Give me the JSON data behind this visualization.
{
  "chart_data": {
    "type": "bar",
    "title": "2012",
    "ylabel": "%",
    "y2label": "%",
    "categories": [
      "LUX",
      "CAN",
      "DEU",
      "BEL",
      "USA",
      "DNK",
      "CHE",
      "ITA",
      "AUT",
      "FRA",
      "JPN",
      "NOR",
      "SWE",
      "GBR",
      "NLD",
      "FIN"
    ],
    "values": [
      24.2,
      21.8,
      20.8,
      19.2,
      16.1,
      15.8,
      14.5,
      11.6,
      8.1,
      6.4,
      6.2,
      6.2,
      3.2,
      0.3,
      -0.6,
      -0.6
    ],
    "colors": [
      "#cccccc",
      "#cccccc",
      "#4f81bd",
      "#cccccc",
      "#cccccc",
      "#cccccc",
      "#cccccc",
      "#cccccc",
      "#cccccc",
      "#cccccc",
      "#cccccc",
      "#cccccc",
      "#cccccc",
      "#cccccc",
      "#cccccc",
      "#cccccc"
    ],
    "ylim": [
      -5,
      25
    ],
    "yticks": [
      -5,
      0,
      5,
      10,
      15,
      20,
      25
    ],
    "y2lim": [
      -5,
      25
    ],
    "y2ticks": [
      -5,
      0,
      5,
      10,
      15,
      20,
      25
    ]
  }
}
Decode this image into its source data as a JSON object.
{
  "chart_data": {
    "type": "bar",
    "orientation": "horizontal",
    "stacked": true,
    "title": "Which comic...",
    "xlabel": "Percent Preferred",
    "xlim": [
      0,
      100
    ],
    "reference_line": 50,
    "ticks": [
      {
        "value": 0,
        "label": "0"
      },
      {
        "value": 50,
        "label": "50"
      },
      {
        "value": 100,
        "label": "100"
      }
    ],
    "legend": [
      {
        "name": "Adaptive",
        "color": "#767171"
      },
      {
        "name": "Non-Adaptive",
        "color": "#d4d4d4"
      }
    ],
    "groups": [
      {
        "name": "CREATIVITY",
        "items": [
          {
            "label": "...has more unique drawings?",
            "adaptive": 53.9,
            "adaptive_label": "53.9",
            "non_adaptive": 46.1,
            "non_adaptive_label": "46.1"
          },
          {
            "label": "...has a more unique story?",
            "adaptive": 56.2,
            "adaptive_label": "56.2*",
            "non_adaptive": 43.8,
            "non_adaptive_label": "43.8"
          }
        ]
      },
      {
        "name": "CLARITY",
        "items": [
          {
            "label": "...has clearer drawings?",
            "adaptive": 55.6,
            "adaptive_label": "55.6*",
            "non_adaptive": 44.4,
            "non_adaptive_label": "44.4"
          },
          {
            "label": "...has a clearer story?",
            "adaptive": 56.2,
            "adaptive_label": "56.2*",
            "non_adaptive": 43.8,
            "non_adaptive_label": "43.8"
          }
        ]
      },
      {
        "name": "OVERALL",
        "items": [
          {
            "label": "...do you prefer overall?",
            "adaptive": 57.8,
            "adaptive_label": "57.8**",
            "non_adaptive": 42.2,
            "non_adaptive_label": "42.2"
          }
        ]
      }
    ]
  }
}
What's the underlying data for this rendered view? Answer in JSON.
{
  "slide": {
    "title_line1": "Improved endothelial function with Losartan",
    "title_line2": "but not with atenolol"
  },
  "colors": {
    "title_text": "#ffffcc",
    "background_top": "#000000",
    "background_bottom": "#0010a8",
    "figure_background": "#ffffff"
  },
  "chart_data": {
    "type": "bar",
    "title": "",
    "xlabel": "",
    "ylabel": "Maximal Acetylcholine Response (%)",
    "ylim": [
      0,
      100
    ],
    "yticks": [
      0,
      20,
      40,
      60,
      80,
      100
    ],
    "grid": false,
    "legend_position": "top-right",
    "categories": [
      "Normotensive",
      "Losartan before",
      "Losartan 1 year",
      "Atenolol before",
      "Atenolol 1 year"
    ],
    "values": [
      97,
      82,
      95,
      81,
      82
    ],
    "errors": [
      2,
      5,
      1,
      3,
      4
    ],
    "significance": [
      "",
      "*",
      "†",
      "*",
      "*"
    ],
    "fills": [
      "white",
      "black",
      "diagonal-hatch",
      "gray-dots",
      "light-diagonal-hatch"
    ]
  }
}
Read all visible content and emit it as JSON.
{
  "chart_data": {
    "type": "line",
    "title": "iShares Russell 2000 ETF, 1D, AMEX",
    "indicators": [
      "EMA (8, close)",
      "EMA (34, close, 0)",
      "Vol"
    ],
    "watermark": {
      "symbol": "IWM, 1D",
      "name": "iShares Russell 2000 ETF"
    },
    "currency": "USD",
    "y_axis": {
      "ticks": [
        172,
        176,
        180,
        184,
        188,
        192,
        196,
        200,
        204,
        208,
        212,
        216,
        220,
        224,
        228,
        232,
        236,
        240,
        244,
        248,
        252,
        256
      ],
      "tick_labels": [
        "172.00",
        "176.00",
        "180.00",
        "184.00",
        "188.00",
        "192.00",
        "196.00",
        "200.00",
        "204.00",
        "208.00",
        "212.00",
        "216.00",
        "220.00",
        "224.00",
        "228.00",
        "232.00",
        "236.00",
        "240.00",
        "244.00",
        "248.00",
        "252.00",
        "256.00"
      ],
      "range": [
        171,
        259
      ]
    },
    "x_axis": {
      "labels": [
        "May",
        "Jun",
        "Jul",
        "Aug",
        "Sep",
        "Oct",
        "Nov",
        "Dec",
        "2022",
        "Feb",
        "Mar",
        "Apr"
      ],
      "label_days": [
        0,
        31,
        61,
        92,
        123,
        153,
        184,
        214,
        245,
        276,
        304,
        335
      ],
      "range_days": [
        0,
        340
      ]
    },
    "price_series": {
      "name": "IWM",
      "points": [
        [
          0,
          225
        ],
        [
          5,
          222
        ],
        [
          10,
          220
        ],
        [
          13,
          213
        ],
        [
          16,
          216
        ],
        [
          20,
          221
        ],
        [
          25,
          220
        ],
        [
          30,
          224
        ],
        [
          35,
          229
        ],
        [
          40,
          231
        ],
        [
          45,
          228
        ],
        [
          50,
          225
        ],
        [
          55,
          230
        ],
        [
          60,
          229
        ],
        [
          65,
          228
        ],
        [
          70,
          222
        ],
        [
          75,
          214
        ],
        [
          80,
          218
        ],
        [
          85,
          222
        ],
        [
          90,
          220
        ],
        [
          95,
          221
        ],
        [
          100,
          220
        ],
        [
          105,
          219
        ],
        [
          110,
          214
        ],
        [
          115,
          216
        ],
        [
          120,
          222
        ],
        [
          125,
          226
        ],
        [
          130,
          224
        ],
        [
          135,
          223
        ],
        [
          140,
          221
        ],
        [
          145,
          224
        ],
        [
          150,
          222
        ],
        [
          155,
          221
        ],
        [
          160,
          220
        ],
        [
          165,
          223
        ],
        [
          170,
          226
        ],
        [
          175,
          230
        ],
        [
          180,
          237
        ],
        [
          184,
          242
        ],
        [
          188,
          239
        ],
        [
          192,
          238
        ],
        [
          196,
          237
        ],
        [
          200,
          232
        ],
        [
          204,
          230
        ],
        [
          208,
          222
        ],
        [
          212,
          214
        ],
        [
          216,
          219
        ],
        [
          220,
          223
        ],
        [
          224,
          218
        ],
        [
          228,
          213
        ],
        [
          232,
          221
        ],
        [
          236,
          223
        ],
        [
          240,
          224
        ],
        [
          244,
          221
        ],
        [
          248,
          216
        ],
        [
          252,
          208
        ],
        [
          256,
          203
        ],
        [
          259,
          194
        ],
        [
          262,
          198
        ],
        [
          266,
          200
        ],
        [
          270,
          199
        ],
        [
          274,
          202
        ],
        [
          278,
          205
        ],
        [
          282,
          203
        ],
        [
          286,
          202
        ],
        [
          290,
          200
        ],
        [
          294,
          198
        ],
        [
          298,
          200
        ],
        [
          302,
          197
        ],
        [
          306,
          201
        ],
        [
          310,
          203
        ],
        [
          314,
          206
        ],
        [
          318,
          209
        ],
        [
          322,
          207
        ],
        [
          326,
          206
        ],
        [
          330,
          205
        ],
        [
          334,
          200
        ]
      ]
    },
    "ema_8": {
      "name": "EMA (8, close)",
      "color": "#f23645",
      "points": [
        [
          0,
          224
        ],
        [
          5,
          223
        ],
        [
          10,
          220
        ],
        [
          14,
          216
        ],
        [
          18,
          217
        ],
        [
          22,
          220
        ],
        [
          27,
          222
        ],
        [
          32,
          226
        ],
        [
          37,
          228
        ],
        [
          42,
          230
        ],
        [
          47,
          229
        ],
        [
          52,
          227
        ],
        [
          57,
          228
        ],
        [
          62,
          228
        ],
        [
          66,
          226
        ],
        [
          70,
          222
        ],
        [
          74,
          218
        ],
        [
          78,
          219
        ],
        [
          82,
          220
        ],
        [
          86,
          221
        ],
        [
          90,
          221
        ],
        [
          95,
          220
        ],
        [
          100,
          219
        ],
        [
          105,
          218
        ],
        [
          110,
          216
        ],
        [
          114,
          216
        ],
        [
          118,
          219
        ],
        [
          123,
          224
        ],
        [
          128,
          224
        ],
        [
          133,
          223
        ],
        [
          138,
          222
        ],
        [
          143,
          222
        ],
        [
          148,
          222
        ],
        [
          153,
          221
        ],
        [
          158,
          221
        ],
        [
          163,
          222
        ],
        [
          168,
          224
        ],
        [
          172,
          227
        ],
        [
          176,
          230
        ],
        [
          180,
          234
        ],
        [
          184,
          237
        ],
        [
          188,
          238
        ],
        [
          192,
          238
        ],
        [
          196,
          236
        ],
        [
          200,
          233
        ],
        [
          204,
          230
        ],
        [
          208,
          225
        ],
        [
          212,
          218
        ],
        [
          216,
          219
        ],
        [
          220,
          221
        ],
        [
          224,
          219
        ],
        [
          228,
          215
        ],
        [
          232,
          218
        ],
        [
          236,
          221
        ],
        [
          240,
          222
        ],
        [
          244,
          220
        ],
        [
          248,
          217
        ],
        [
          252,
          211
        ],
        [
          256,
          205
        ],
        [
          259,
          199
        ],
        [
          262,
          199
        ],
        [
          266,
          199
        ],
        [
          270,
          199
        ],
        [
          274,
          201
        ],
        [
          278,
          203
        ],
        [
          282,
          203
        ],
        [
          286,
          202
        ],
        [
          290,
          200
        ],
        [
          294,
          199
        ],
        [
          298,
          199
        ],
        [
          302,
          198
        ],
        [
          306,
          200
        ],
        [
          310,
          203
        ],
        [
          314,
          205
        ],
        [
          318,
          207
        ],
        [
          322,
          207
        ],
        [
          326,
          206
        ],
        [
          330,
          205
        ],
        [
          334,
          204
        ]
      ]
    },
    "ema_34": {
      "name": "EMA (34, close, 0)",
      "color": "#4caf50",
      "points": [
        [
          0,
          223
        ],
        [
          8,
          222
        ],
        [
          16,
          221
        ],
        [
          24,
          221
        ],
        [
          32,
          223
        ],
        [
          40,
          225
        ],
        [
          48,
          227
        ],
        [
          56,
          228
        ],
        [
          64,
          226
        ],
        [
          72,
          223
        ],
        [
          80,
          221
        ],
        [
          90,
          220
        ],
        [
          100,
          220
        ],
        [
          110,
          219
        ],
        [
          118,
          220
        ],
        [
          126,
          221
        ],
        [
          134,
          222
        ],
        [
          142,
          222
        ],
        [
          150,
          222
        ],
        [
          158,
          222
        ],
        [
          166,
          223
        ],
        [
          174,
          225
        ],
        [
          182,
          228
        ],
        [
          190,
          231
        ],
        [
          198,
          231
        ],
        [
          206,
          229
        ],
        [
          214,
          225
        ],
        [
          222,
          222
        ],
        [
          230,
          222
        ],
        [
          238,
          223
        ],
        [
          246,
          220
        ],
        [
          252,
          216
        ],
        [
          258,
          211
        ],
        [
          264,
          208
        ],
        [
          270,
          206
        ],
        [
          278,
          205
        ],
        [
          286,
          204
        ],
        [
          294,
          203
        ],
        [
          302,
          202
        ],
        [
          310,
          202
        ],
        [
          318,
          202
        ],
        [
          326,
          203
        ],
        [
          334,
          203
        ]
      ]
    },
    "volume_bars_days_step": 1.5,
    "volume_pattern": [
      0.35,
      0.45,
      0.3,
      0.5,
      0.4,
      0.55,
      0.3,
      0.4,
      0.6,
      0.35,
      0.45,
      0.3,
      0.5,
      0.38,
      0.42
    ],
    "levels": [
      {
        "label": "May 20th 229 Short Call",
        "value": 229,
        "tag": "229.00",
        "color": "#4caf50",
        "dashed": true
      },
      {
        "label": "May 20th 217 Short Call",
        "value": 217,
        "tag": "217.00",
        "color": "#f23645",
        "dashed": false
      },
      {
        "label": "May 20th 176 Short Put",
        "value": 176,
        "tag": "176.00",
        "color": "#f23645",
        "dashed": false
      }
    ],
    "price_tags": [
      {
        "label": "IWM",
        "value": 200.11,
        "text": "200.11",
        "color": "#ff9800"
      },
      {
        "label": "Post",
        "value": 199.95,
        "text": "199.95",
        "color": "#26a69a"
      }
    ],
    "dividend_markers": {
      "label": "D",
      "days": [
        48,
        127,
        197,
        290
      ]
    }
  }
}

++++++++++++++++++++

From the entries above, extract each line containing "this".

# Task answer:
Give me the JSON data behind this visualization.
Decode this image into its source data as a JSON object.
What's the underlying data for this rendered view? Answer in JSON.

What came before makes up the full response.